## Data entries

===

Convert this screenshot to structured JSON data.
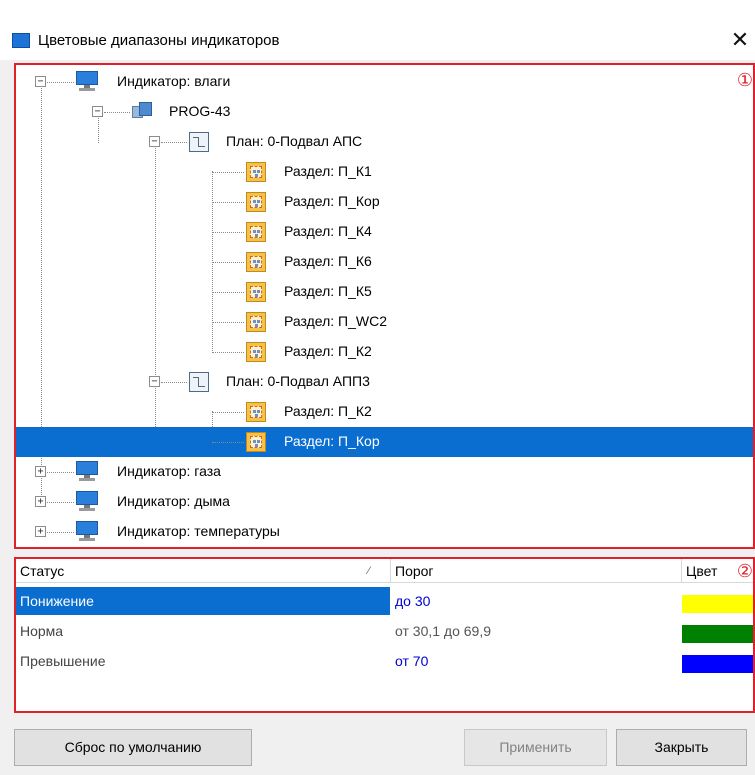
{
  "window": {
    "title": "Цветовые диапазоны индикаторов",
    "close_glyph": "✕"
  },
  "tree": {
    "marker": "①",
    "rows": [
      {
        "label": "Индикатор: влаги",
        "icon": "monitor-icon",
        "expander": "−"
      },
      {
        "label": "PROG-43",
        "icon": "prog-icon",
        "expander": "−"
      },
      {
        "label": "План: 0-Подвал АПС",
        "icon": "plan-icon",
        "expander": "−"
      },
      {
        "label": "Раздел: П_К1",
        "icon": "section-icon"
      },
      {
        "label": "Раздел: П_Кор",
        "icon": "section-icon"
      },
      {
        "label": "Раздел: П_К4",
        "icon": "section-icon"
      },
      {
        "label": "Раздел: П_К6",
        "icon": "section-icon"
      },
      {
        "label": "Раздел: П_К5",
        "icon": "section-icon"
      },
      {
        "label": "Раздел: П_WC2",
        "icon": "section-icon"
      },
      {
        "label": "Раздел: П_К2",
        "icon": "section-icon"
      },
      {
        "label": "План: 0-Подвал АПП3",
        "icon": "plan-icon",
        "expander": "−"
      },
      {
        "label": "Раздел: П_К2",
        "icon": "section-icon"
      },
      {
        "label": "Раздел: П_Кор",
        "icon": "section-icon",
        "selected": true
      },
      {
        "label": "Индикатор: газа",
        "icon": "monitor-icon",
        "expander": "+"
      },
      {
        "label": "Индикатор: дыма",
        "icon": "monitor-icon",
        "expander": "+"
      },
      {
        "label": "Индикатор: температуры",
        "icon": "monitor-icon",
        "expander": "+"
      }
    ]
  },
  "table": {
    "marker": "②",
    "headers": {
      "status": "Статус",
      "threshold": "Порог",
      "color": "Цвет",
      "sort_glyph": "⁄"
    },
    "rows": [
      {
        "status": "Понижение",
        "threshold": "до 30",
        "color": "#ffff00",
        "threshold_color": "#0000cc",
        "selected": true
      },
      {
        "status": "Норма",
        "threshold": "от 30,1 до 69,9",
        "color": "#008000",
        "threshold_color": "#555555"
      },
      {
        "status": "Превышение",
        "threshold": "от 70",
        "color": "#0000ff",
        "threshold_color": "#0000cc"
      }
    ]
  },
  "buttons": {
    "reset": "Сброс по умолчанию",
    "apply": "Применить",
    "close": "Закрыть"
  }
}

===

## WHAT YOU HAVE TO DO
State the number of lines in the preceding entries that include the word "Раздел". Provide nothing else.

## OUTPUT OF THE EXERCISE
9